··· DATASET

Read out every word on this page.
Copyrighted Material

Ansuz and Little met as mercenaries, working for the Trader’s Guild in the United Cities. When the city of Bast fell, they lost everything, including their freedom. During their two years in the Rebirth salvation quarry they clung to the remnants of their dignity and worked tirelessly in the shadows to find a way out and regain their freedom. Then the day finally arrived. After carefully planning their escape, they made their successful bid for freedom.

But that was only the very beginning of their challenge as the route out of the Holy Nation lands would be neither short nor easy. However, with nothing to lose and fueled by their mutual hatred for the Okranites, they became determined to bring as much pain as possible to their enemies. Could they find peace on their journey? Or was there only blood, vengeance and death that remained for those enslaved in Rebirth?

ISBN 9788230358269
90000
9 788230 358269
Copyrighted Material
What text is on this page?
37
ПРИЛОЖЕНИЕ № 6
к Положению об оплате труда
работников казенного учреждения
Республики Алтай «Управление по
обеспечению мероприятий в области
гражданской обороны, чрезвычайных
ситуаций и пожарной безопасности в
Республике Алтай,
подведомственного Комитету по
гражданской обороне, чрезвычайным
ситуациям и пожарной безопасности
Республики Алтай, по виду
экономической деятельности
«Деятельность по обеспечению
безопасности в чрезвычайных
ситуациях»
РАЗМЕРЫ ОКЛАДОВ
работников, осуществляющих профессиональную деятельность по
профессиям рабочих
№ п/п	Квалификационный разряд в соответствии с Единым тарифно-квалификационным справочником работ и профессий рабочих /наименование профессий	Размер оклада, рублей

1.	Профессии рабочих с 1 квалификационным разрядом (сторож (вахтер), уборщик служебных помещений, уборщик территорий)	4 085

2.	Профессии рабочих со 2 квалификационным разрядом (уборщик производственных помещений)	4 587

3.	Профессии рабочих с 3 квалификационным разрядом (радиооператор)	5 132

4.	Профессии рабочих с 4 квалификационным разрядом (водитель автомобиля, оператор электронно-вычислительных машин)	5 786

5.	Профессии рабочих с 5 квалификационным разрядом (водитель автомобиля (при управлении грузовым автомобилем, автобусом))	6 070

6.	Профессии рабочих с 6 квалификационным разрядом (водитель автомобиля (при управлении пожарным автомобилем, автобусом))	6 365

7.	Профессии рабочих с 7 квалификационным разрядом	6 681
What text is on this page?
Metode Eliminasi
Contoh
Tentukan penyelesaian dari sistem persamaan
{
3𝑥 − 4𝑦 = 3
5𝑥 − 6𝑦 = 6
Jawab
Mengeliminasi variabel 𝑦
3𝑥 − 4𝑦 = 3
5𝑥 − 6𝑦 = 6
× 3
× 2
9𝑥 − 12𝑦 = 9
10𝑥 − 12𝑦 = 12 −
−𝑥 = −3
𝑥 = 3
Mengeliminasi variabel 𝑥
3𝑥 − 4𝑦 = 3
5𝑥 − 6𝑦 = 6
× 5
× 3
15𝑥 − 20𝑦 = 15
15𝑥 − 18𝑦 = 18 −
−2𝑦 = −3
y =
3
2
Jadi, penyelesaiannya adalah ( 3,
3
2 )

······

◆ AIM ◆
Reproduce every line above without error.

◆ WRITTEN RESPONSE ◆
Read out every word on this page.
Copyrighted Material

Ansuz and Little met as mercenaries, working for the Trader’s Guild in the United Cities. When the city of Bast fell, they lost everything, including their freedom. During their two years in the Rebirth salvation quarry they clung to the remnants of their dignity and worked tirelessly in the shadows to find a way out and regain their freedom. Then the day finally arrived. After carefully planning their escape, they made their successful bid for freedom.

But that was only the very beginning of their challenge as the route out of the Holy Nation lands would be neither short nor easy. However, with nothing to lose and fueled by their mutual hatred for the Okranites, they became determined to bring as much pain as possible to their enemies. Could they find peace on their journey? Or was there only blood, vengeance and death that remained for those enslaved in Rebirth?

ISBN 9788230358269
90000
9 788230 358269
Copyrighted Material
What text is on this page?
37
ПРИЛОЖЕНИЕ № 6
к Положению об оплате труда
работников казенного учреждения
Республики Алтай «Управление по
обеспечению мероприятий в области
гражданской обороны, чрезвычайных
ситуаций и пожарной безопасности в
Республике Алтай,
подведомственного Комитету по
гражданской обороне, чрезвычайным
ситуациям и пожарной безопасности
Республики Алтай, по виду
экономической деятельности
«Деятельность по обеспечению
безопасности в чрезвычайных
ситуациях»
РАЗМЕРЫ ОКЛАДОВ
работников, осуществляющих профессиональную деятельность по
профессиям рабочих
№ п/п	Квалификационный разряд в соответствии с Единым тарифно-квалификационным справочником работ и профессий рабочих /наименование профессий	Размер оклада, рублей

1.	Профессии рабочих с 1 квалификационным разрядом (сторож (вахтер), уборщик служебных помещений, уборщик территорий)	4 085

2.	Профессии рабочих со 2 квалификационным разрядом (уборщик производственных помещений)	4 587

3.	Профессии рабочих с 3 квалификационным разрядом (радиооператор)	5 132

4.	Профессии рабочих с 4 квалификационным разрядом (водитель автомобиля, оператор электронно-вычислительных машин)	5 786

5.	Профессии рабочих с 5 квалификационным разрядом (водитель автомобиля (при управлении грузовым автомобилем, автобусом))	6 070

6.	Профессии рабочих с 6 квалификационным разрядом (водитель автомобиля (при управлении пожарным автомобилем, автобусом))	6 365

7.	Профессии рабочих с 7 квалификационным разрядом	6 681
What text is on this page?
Metode Eliminasi
Contoh
Tentukan penyelesaian dari sistem persamaan
{
3𝑥 − 4𝑦 = 3
5𝑥 − 6𝑦 = 6
Jawab
Mengeliminasi variabel 𝑦
3𝑥 − 4𝑦 = 3
5𝑥 − 6𝑦 = 6
× 3
× 2
9𝑥 − 12𝑦 = 9
10𝑥 − 12𝑦 = 12 −
−𝑥 = −3
𝑥 = 3
Mengeliminasi variabel 𝑥
3𝑥 − 4𝑦 = 3
5𝑥 − 6𝑦 = 6
× 5
× 3
15𝑥 − 20𝑦 = 15
15𝑥 − 18𝑦 = 18 −
−2𝑦 = −3
y =
3
2
Jadi, penyelesaiannya adalah ( 3,
3
2 )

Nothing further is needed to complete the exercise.